## SHORT TASK
Print the records below exactly as they appear.

══ STORED RECORDS

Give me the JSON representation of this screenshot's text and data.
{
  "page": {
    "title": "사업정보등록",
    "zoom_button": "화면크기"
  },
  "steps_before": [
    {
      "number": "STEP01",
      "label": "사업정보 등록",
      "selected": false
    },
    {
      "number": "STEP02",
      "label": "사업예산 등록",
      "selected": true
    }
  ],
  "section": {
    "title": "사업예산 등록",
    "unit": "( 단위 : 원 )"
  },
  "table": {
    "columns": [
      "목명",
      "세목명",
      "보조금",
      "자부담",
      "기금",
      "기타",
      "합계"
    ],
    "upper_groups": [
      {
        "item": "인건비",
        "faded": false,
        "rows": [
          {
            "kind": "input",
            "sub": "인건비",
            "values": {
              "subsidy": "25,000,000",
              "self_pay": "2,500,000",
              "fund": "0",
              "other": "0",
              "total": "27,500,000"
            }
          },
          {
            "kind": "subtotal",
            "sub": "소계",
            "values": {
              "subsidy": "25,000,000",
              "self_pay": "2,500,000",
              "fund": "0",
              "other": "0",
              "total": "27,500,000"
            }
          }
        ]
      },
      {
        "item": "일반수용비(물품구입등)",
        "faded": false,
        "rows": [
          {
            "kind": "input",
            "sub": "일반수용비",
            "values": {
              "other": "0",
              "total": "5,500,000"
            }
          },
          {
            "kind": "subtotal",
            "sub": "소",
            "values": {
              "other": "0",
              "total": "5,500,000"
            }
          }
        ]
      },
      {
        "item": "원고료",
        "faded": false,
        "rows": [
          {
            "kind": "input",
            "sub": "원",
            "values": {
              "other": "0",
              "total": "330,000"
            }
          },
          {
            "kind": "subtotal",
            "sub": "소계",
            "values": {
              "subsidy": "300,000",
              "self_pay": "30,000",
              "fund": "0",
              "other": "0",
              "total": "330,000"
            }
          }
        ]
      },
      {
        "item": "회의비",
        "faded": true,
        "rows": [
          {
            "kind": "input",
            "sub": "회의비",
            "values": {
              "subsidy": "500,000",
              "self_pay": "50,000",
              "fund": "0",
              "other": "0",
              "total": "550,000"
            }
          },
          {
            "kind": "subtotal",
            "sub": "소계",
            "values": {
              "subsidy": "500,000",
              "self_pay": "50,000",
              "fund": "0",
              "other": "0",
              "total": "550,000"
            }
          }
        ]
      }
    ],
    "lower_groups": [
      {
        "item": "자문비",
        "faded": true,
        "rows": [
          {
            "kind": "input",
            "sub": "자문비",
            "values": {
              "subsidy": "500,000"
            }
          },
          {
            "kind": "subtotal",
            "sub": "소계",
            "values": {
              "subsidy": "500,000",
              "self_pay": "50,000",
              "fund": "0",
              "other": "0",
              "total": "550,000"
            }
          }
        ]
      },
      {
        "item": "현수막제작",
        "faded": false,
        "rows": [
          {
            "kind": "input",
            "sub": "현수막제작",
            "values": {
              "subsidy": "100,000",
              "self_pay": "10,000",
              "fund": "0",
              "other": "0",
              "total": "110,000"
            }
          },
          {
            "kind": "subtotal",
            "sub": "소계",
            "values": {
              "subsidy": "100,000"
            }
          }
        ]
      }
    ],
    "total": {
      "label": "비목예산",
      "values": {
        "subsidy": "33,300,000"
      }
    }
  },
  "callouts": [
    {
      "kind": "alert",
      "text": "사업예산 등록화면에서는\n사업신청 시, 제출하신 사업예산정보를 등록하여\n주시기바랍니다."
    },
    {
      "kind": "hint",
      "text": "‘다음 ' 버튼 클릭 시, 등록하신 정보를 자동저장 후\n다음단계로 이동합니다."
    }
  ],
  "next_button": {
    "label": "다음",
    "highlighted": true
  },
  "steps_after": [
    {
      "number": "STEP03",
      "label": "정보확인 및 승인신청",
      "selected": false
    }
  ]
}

════

## THE REPLY
Give me the JSON representation of this screenshot's text and data.
{
  "page": {
    "title": "사업정보등록",
    "zoom_button": "화면크기"
  },
  "steps_before": [
    {
      "number": "STEP01",
      "label": "사업정보 등록",
      "selected": false
    },
    {
      "number": "STEP02",
      "label": "사업예산 등록",
      "selected": true
    }
  ],
  "section": {
    "title": "사업예산 등록",
    "unit": "( 단위 : 원 )"
  },
  "table": {
    "columns": [
      "목명",
      "세목명",
      "보조금",
      "자부담",
      "기금",
      "기타",
      "합계"
    ],
    "upper_groups": [
      {
        "item": "인건비",
        "faded": false,
        "rows": [
          {
            "kind": "input",
            "sub": "인건비",
            "values": {
              "subsidy": "25,000,000",
              "self_pay": "2,500,000",
              "fund": "0",
              "other": "0",
              "total": "27,500,000"
            }
          },
          {
            "kind": "subtotal",
            "sub": "소계",
            "values": {
              "subsidy": "25,000,000",
              "self_pay": "2,500,000",
              "fund": "0",
              "other": "0",
              "total": "27,500,000"
            }
          }
        ]
      },
      {
        "item": "일반수용비(물품구입등)",
        "faded": false,
        "rows": [
          {
            "kind": "input",
            "sub": "일반수용비",
            "values": {
              "other": "0",
              "total": "5,500,000"
            }
          },
          {
            "kind": "subtotal",
            "sub": "소",
            "values": {
              "other": "0",
              "total": "5,500,000"
            }
          }
        ]
      },
      {
        "item": "원고료",
        "faded": false,
        "rows": [
          {
            "kind": "input",
            "sub": "원",
            "values": {
              "other": "0",
              "total": "330,000"
            }
          },
          {
            "kind": "subtotal",
            "sub": "소계",
            "values": {
              "subsidy": "300,000",
              "self_pay": "30,000",
              "fund": "0",
              "other": "0",
              "total": "330,000"
            }
          }
        ]
      },
      {
        "item": "회의비",
        "faded": true,
        "rows": [
          {
            "kind": "input",
            "sub": "회의비",
            "values": {
              "subsidy": "500,000",
              "self_pay": "50,000",
              "fund": "0",
              "other": "0",
              "total": "550,000"
            }
          },
          {
            "kind": "subtotal",
            "sub": "소계",
            "values": {
              "subsidy": "500,000",
              "self_pay": "50,000",
              "fund": "0",
              "other": "0",
              "total": "550,000"
            }
          }
        ]
      }
    ],
    "lower_groups": [
      {
        "item": "자문비",
        "faded": true,
        "rows": [
          {
            "kind": "input",
            "sub": "자문비",
            "values": {
              "subsidy": "500,000"
            }
          },
          {
            "kind": "subtotal",
            "sub": "소계",
            "values": {
              "subsidy": "500,000",
              "self_pay": "50,000",
              "fund": "0",
              "other": "0",
              "total": "550,000"
            }
          }
        ]
      },
      {
        "item": "현수막제작",
        "faded": false,
        "rows": [
          {
            "kind": "input",
            "sub": "현수막제작",
            "values": {
              "subsidy": "100,000",
              "self_pay": "10,000",
              "fund": "0",
              "other": "0",
              "total": "110,000"
            }
          },
          {
            "kind": "subtotal",
            "sub": "소계",
            "values": {
              "subsidy": "100,000"
            }
          }
        ]
      }
    ],
    "total": {
      "label": "비목예산",
      "values": {
        "subsidy": "33,300,000"
      }
    }
  },
  "callouts": [
    {
      "kind": "alert",
      "text": "사업예산 등록화면에서는\n사업신청 시, 제출하신 사업예산정보를 등록하여\n주시기바랍니다."
    },
    {
      "kind": "hint",
      "text": "‘다음 ' 버튼 클릭 시, 등록하신 정보를 자동저장 후\n다음단계로 이동합니다."
    }
  ],
  "next_button": {
    "label": "다음",
    "highlighted": true
  },
  "steps_after": [
    {
      "number": "STEP03",
      "label": "정보확인 및 승인신청",
      "selected": false
    }
  ]
}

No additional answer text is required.